* _EXERCISE TASK_
Turn every item below into a numbered list with no blank lines, and leave the pictures out.

═════ SOURCE DATA

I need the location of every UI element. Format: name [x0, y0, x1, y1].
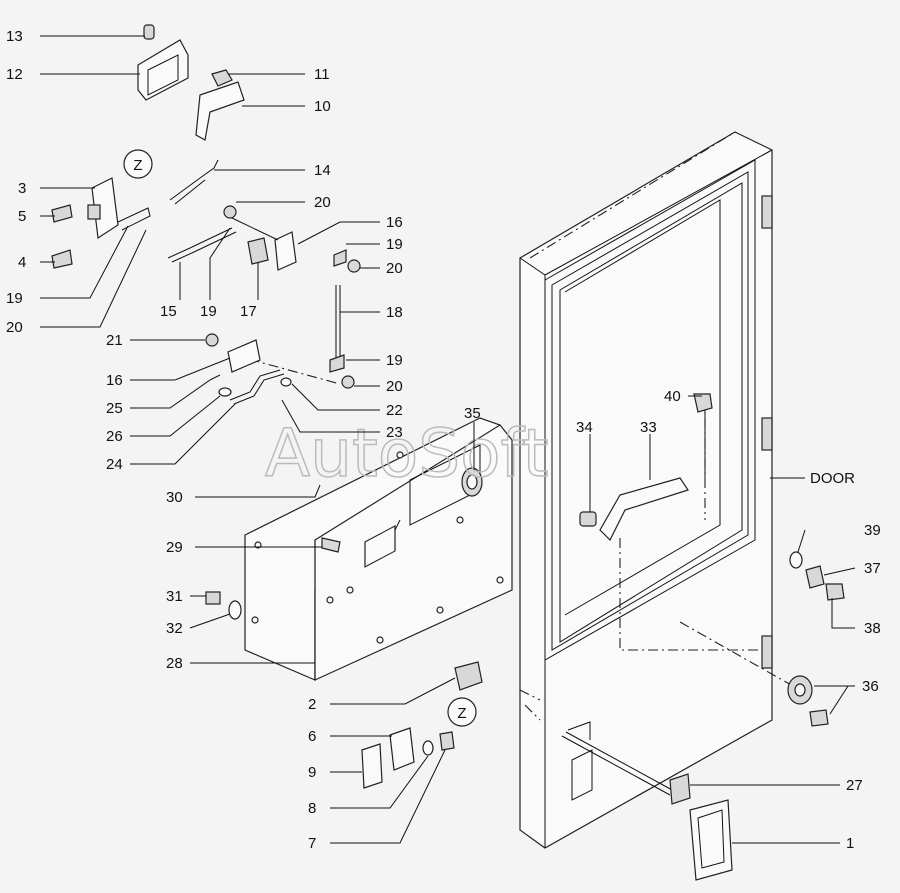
callout-29: 29: [166, 539, 183, 556]
callout-17: 17: [240, 303, 257, 320]
screw-7: [439, 731, 455, 751]
callout-32: 32: [166, 620, 183, 637]
callout-4: 4: [18, 254, 26, 271]
callout-27: 27: [846, 777, 863, 794]
handle-33: [599, 477, 689, 542]
screw-34: [579, 511, 597, 527]
rod-14: [169, 159, 219, 201]
lamp-12: [137, 39, 189, 101]
lever-24: [229, 369, 281, 401]
callout-20c: 20: [386, 260, 403, 277]
callout-34: 34: [576, 419, 593, 436]
washer-22: [280, 377, 292, 387]
callout-20b: 20: [314, 194, 331, 211]
callout-26: 26: [106, 428, 123, 445]
callout-14: 14: [314, 162, 331, 179]
callout-12: 12: [6, 66, 23, 83]
watermark: AutoSoft: [265, 415, 548, 492]
callout-13: 13: [6, 28, 23, 45]
callout-5: 5: [18, 208, 26, 225]
callout-21: 21: [106, 332, 123, 349]
handle-1: [689, 799, 733, 881]
plate-16: [274, 231, 297, 271]
callout-16a: 16: [386, 214, 403, 231]
callout-19a: 19: [6, 290, 23, 307]
hinge-middle: [761, 417, 773, 451]
latch-3: [91, 177, 119, 240]
view-marker-z1: Z: [123, 149, 153, 179]
link-15: [167, 227, 233, 259]
hinge-bottom: [761, 635, 773, 669]
callout-19d: 19: [200, 303, 217, 320]
button-40: [693, 393, 713, 413]
parts: [51, 24, 845, 881]
bolt-20b: [347, 259, 361, 273]
washer-26: [218, 387, 232, 397]
bolt-4: [51, 249, 73, 269]
callout-19c: 19: [386, 352, 403, 369]
washer-8: [422, 740, 434, 756]
callout-18: 18: [386, 304, 403, 321]
callout-33: 33: [640, 419, 657, 436]
callout-labels: 13 12 11 10 14 3 5 4 19 20 20 16 19 20 1…: [6, 28, 881, 852]
callout-28: 28: [166, 655, 183, 672]
callout-38: 38: [864, 620, 881, 637]
leader-lines: [40, 35, 856, 844]
striker-6: [389, 727, 415, 771]
callout-3: 3: [18, 180, 26, 197]
callout-20a: 20: [6, 319, 23, 336]
callout-19b: 19: [386, 236, 403, 253]
part-11: [211, 69, 233, 87]
washer-32: [228, 600, 242, 620]
washer-39: [789, 551, 803, 569]
part-17: [247, 237, 269, 265]
callout-39: 39: [864, 522, 881, 539]
callout-10: 10: [314, 98, 331, 115]
callout-1: 1: [846, 835, 854, 852]
callout-16b: 16: [106, 372, 123, 389]
bracket-10: [195, 81, 245, 141]
callout-15: 15: [160, 303, 177, 320]
plate-9: [361, 743, 383, 789]
callout-25: 25: [106, 400, 123, 417]
door-label: DOOR: [810, 470, 855, 487]
bolt-5: [51, 204, 73, 223]
callout-37: 37: [864, 560, 881, 577]
callout-11: 11: [314, 66, 330, 83]
callout-40: 40: [664, 388, 681, 405]
hinge-top: [761, 195, 773, 229]
callout-24: 24: [106, 456, 123, 473]
screw-31: [205, 591, 221, 605]
callout-23: 23: [386, 424, 403, 441]
callout-6: 6: [308, 728, 316, 745]
screw-13: [143, 24, 155, 40]
callout-9: 9: [308, 764, 316, 781]
rod-27: [561, 735, 671, 796]
callout-7: 7: [308, 835, 316, 852]
svg-text:Z: Z: [457, 705, 466, 722]
callout-8: 8: [308, 800, 316, 817]
callout-31: 31: [166, 588, 183, 605]
knob-37: [805, 565, 825, 589]
bolt-20a: [223, 205, 237, 219]
svg-text:Z: Z: [133, 157, 142, 174]
callout-2: 2: [308, 696, 316, 713]
bolt-20c: [341, 375, 355, 389]
view-marker-z2: Z: [447, 697, 477, 727]
screw-29: [321, 537, 341, 553]
callout-35: 35: [464, 405, 481, 422]
striker-2: [454, 661, 483, 691]
callout-22: 22: [386, 402, 403, 419]
inner-panel: [244, 417, 513, 681]
screw-38: [825, 583, 845, 601]
screw-21: [205, 333, 219, 347]
callout-20d: 20: [386, 378, 403, 395]
screw-36: [809, 709, 829, 727]
callout-30: 30: [166, 489, 183, 506]
callout-36: 36: [862, 678, 879, 695]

══════════

* _SOLUTION TO THE EXERCISE_
1. I need the location of every UI element. Format: name [x0, y0, x1, y1].
2. callout-29: 29: [166, 539, 183, 556]
3. callout-17: 17: [240, 303, 257, 320]
4. screw-7: [439, 731, 455, 751]
5. callout-32: 32: [166, 620, 183, 637]
6. callout-4: 4: [18, 254, 26, 271]
7. callout-27: 27: [846, 777, 863, 794]
8. handle-33: [599, 477, 689, 542]
9. screw-34: [579, 511, 597, 527]
10. rod-14: [169, 159, 219, 201]
11. lamp-12: [137, 39, 189, 101]
12. lever-24: [229, 369, 281, 401]
13. callout-20c: 20: [386, 260, 403, 277]
14. callout-34: 34: [576, 419, 593, 436]
15. washer-22: [280, 377, 292, 387]
16. callout-20b: 20: [314, 194, 331, 211]
17. callout-26: 26: [106, 428, 123, 445]
18. callout-14: 14: [314, 162, 331, 179]
19. callout-12: 12: [6, 66, 23, 83]
20. watermark: AutoSoft: [265, 415, 548, 492]
21. callout-13: 13: [6, 28, 23, 45]
22. callout-5: 5: [18, 208, 26, 225]
23. callout-21: 21: [106, 332, 123, 349]
24. handle-1: [689, 799, 733, 881]
25. plate-16: [274, 231, 297, 271]
26. callout-16a: 16: [386, 214, 403, 231]
27. callout-19a: 19: [6, 290, 23, 307]
28. hinge-middle: [761, 417, 773, 451]
29. latch-3: [91, 177, 119, 240]
30. view-marker-z1: Z: [123, 149, 153, 179]
31. link-15: [167, 227, 233, 259]
32. hinge-bottom: [761, 635, 773, 669]
33. callout-19d: 19: [200, 303, 217, 320]
34. button-40: [693, 393, 713, 413]
35. parts: [51, 24, 845, 881]
36. bolt-20b: [347, 259, 361, 273]
37. washer-26: [218, 387, 232, 397]
38. bolt-4: [51, 249, 73, 269]
39. callout-19c: 19: [386, 352, 403, 369]
40. washer-8: [422, 740, 434, 756]
41. callout-18: 18: [386, 304, 403, 321]
42. callout-33: 33: [640, 419, 657, 436]
43. callout-labels: 13 12 11 10 14 3 5 4 19 20 20 16 19 20 1…: [6, 28, 881, 852]
44. callout-28: 28: [166, 655, 183, 672]
45. callout-38: 38: [864, 620, 881, 637]
46. leader-lines: [40, 35, 856, 844]
47. striker-6: [389, 727, 415, 771]
48. callout-3: 3: [18, 180, 26, 197]
49. callout-20a: 20: [6, 319, 23, 336]
50. callout-19b: 19: [386, 236, 403, 253]
51. part-11: [211, 69, 233, 87]
52. washer-32: [228, 600, 242, 620]
53. washer-39: [789, 551, 803, 569]
54. part-17: [247, 237, 269, 265]
55. callout-39: 39: [864, 522, 881, 539]
56. callout-10: 10: [314, 98, 331, 115]
57. callout-1: 1: [846, 835, 854, 852]
58. callout-16b: 16: [106, 372, 123, 389]
59. bracket-10: [195, 81, 245, 141]
60. callout-15: 15: [160, 303, 177, 320]
61. plate-9: [361, 743, 383, 789]
62. callout-25: 25: [106, 400, 123, 417]
63. door-label: DOOR: [810, 470, 855, 487]
64. bolt-5: [51, 204, 73, 223]
65. callout-37: 37: [864, 560, 881, 577]
66. callout-11: 11: [314, 66, 330, 83]
67. callout-40: 40: [664, 388, 681, 405]
68. hinge-top: [761, 195, 773, 229]
69. callout-24: 24: [106, 456, 123, 473]
70. screw-31: [205, 591, 221, 605]
71. callout-23: 23: [386, 424, 403, 441]
72. callout-6: 6: [308, 728, 316, 745]
73. screw-13: [143, 24, 155, 40]
74. callout-9: 9: [308, 764, 316, 781]
75. rod-27: [561, 735, 671, 796]
76. callout-7: 7: [308, 835, 316, 852]
77. svg-text:Z: Z: [457, 705, 466, 722]
78. callout-8: 8: [308, 800, 316, 817]
79. callout-31: 31: [166, 588, 183, 605]
80. knob-37: [805, 565, 825, 589]
81. bolt-20a: [223, 205, 237, 219]
82. svg-text:Z: Z: [133, 157, 142, 174]
83. callout-2: 2: [308, 696, 316, 713]
84. bolt-20c: [341, 375, 355, 389]
85. view-marker-z2: Z: [447, 697, 477, 727]
86. screw-29: [321, 537, 341, 553]
87. callout-35: 35: [464, 405, 481, 422]
88. striker-2: [454, 661, 483, 691]
89. callout-22: 22: [386, 402, 403, 419]
90. inner-panel: [244, 417, 513, 681]
91. screw-38: [825, 583, 845, 601]
92. screw-21: [205, 333, 219, 347]
93. callout-20d: 20: [386, 378, 403, 395]
94. screw-36: [809, 709, 829, 727]
95. callout-30: 30: [166, 489, 183, 506]
96. callout-36: 36: [862, 678, 879, 695]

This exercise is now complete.